■ RECORD EXTRACTS ■
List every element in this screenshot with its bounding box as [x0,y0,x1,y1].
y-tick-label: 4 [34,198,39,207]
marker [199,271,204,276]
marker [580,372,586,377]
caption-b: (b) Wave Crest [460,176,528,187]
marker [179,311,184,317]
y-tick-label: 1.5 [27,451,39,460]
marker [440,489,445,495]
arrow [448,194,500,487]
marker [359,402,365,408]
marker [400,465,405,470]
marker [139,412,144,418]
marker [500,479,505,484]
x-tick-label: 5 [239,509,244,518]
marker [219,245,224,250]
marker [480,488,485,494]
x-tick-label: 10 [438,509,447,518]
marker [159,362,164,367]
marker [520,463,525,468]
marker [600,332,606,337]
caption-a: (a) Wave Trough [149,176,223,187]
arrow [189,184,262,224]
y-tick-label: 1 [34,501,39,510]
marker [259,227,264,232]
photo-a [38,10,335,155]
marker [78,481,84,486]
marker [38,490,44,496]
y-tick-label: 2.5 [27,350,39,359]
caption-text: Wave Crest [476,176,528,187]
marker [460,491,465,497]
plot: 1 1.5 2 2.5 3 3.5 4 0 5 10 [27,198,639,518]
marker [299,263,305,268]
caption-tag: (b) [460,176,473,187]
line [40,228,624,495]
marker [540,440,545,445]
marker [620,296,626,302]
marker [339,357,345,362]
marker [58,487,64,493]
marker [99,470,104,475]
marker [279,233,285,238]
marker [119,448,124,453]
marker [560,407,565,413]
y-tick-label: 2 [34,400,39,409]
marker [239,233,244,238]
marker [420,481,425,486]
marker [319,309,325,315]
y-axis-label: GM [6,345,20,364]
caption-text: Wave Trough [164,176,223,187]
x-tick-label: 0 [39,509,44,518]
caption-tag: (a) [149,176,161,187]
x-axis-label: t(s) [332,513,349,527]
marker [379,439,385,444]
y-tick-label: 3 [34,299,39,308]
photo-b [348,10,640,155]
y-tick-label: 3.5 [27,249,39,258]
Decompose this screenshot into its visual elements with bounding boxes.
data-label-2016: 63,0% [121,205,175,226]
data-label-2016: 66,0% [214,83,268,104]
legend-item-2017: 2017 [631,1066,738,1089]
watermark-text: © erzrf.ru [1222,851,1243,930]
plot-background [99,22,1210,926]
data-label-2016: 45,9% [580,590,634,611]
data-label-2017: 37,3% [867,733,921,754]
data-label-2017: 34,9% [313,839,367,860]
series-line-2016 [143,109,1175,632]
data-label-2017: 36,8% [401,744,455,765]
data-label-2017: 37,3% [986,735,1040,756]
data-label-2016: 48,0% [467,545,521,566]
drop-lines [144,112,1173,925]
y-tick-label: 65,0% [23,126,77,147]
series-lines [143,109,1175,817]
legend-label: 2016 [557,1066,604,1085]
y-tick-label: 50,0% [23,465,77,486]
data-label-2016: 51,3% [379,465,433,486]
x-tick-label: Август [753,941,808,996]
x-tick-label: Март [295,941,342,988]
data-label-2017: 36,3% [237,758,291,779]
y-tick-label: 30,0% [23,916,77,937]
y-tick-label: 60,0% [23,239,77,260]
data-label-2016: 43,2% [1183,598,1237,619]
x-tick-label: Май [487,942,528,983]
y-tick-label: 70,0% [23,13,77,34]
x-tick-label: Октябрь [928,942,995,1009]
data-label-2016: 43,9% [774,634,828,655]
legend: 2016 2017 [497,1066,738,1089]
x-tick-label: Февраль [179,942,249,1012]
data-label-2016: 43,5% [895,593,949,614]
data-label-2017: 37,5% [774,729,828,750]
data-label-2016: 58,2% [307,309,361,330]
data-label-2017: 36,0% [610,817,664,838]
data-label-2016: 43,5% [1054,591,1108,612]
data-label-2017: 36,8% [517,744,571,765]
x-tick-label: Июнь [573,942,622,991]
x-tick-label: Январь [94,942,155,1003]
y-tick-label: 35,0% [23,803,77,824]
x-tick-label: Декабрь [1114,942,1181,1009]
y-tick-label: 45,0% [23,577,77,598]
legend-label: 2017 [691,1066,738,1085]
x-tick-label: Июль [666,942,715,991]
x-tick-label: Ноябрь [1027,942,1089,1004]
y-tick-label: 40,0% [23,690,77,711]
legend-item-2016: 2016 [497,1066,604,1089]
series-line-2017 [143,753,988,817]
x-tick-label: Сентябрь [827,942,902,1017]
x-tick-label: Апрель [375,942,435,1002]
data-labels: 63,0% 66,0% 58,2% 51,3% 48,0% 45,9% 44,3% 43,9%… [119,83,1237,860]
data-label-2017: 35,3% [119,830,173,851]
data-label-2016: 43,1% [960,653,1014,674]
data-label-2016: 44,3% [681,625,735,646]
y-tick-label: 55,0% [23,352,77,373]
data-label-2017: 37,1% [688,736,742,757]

■ EXERCISE AIM ■
Retype the rows without any change, from the first row through the row that contains "marker [359,402,365,408]".

■ PROBLEM SOLUTION ■
List every element in this screenshot with its bounding box as [x0,y0,x1,y1].
y-tick-label: 4 [34,198,39,207]
marker [199,271,204,276]
marker [580,372,586,377]
caption-b: (b) Wave Crest [460,176,528,187]
marker [179,311,184,317]
y-tick-label: 1.5 [27,451,39,460]
marker [440,489,445,495]
arrow [448,194,500,487]
marker [359,402,365,408]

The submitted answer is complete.